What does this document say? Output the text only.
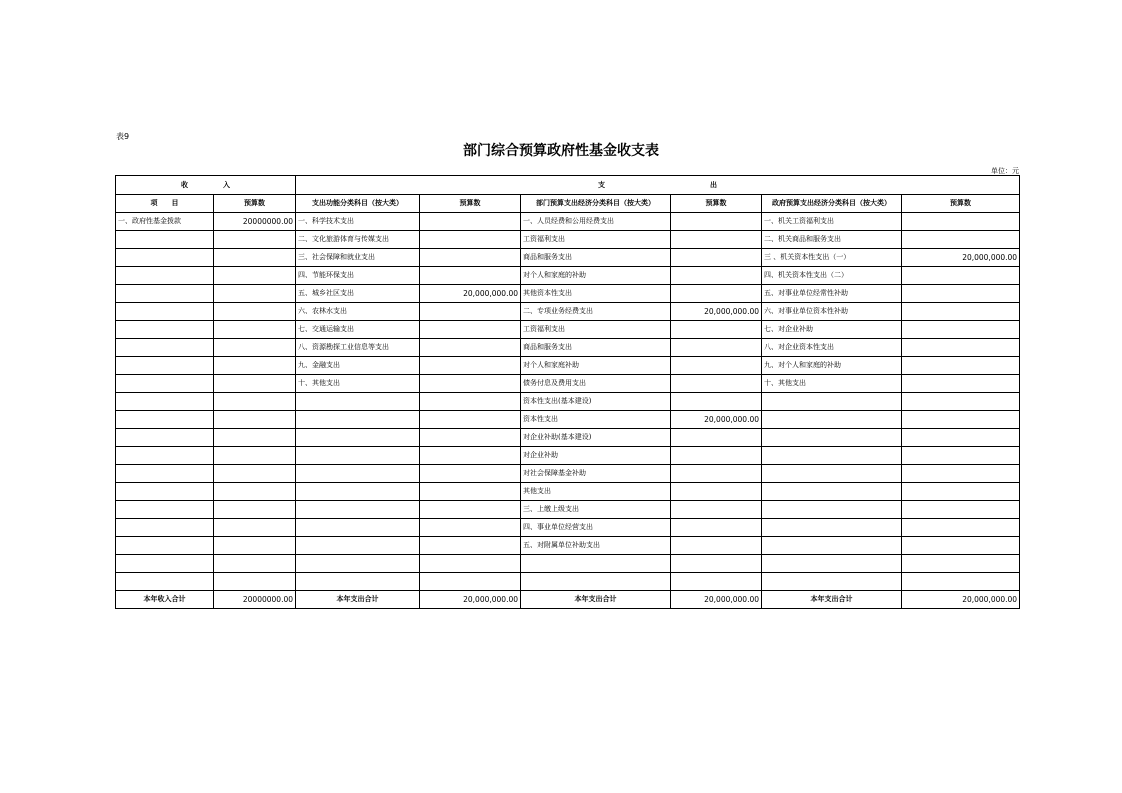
表9
部门综合预算政府性基金收支表
单位：元
收　　　　　入		支　　　　　　　　　　　　　　　出					
项　　目	预算数	支出功能分类科目（按大类）	预算数	部门预算支出经济分类科目（按大类）	预算数	政府预算支出经济分类科目（按大类）	预算数
一、政府性基金拨款	20000000.00	一、科学技术支出		一、人员经费和公用经费支出		一、机关工资福利支出	
		二、文化旅游体育与传媒支出		工资福利支出		二、机关商品和服务支出	
		三、社会保障和就业支出		商品和服务支出		三 、机关资本性支出（一）	20,000,000.00
		四、节能环保支出		对个人和家庭的补助		四、机关资本性支出（二）	
		五、城乡社区支出	20,000,000.00	其他资本性支出		五、对事业单位经常性补助	
		六、农林水支出		二、专项业务经费支出	20,000,000.00	六、对事业单位资本性补助	
		七、交通运输支出		工资福利支出		七、对企业补助	
		八、资源勘探工业信息等支出		商品和服务支出		八、对企业资本性支出	
		九、金融支出		对个人和家庭补助		九、对个人和家庭的补助	
		十、其他支出		债务付息及费用支出		十、其他支出	
				资本性支出(基本建设)			
				资本性支出	20,000,000.00		
				对企业补助(基本建设)			
				对企业补助			
				对社会保障基金补助			
				其他支出			
				三、上缴上级支出			
				四、事业单位经营支出			
				五、对附属单位补助支出			

本年收入合计	20000000.00	本年支出合计	20,000,000.00	本年支出合计	20,000,000.00	本年支出合计	20,000,000.00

* * * * *

§ TASK DESCRIPTION
Go through the records and show every line with the string "对企业补助" in it.

§ FINISHED TASK
		七、交通运输支出		工资福利支出		七、对企业补助	
				对企业补助(基本建设)			
				对企业补助			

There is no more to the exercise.